» **PROBLEM TO SOLVE**
Pictures stay out of the copy; set down each line of the listing below exactly.

» **DATA LISTING**
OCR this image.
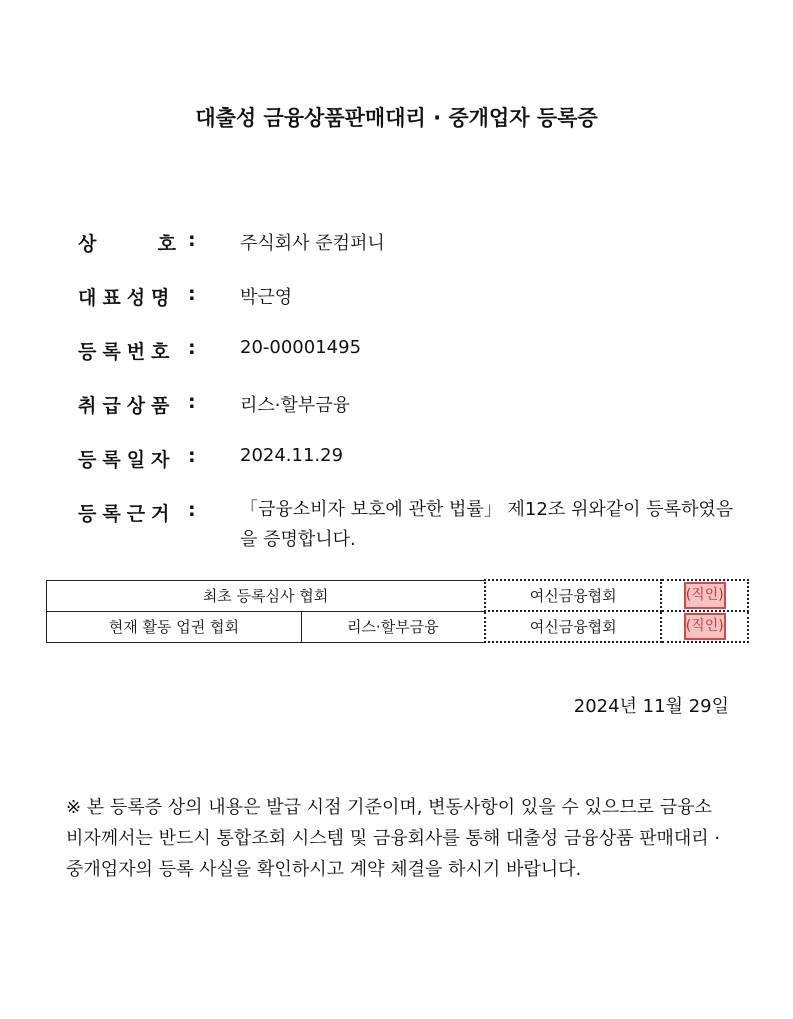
대출성 금융상품판매대리 · 중개업자 등록증
상	호 : 주식회사 준컴퍼니
대표성명 : 박근영
등록번호 : 20-00001495
취급상품 : 리스·할부금융
등록일자 : 2024.11.29
등록근거 : 「금융소비자 보호에 관한 법률」 제12조 위와같이 등록하였음을 증명합니다.
최초 등록심사 협회		여신금융협회	(직인)
현재 활동 업권 협회	리스·할부금융	여신금융협회	(직인)
2024년 11월 29일
※ 본 등록증 상의 내용은 발급 시점 기준이며, 변동사항이 있을 수 있으므로 금융소비자께서는 반드시 통합조회 시스템 및 금융회사를 통해 대출성 금융상품 판매대리 · 중개업자의 등록 사실을 확인하시고 계약 체결을 하시기 바랍니다.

» **COMPLETED EXERCISE**
OCR this image.
대출성 금융상품판매대리 · 중개업자 등록증
상	호 : 주식회사 준컴퍼니
대표성명 : 박근영
등록번호 : 20-00001495
취급상품 : 리스·할부금융
등록일자 : 2024.11.29
등록근거 : 「금융소비자 보호에 관한 법률」 제12조 위와같이 등록하였음을 증명합니다.
최초 등록심사 협회		여신금융협회	(직인)
현재 활동 업권 협회	리스·할부금융	여신금융협회	(직인)
2024년 11월 29일
※ 본 등록증 상의 내용은 발급 시점 기준이며, 변동사항이 있을 수 있으므로 금융소비자께서는 반드시 통합조회 시스템 및 금융회사를 통해 대출성 금융상품 판매대리 · 중개업자의 등록 사실을 확인하시고 계약 체결을 하시기 바랍니다.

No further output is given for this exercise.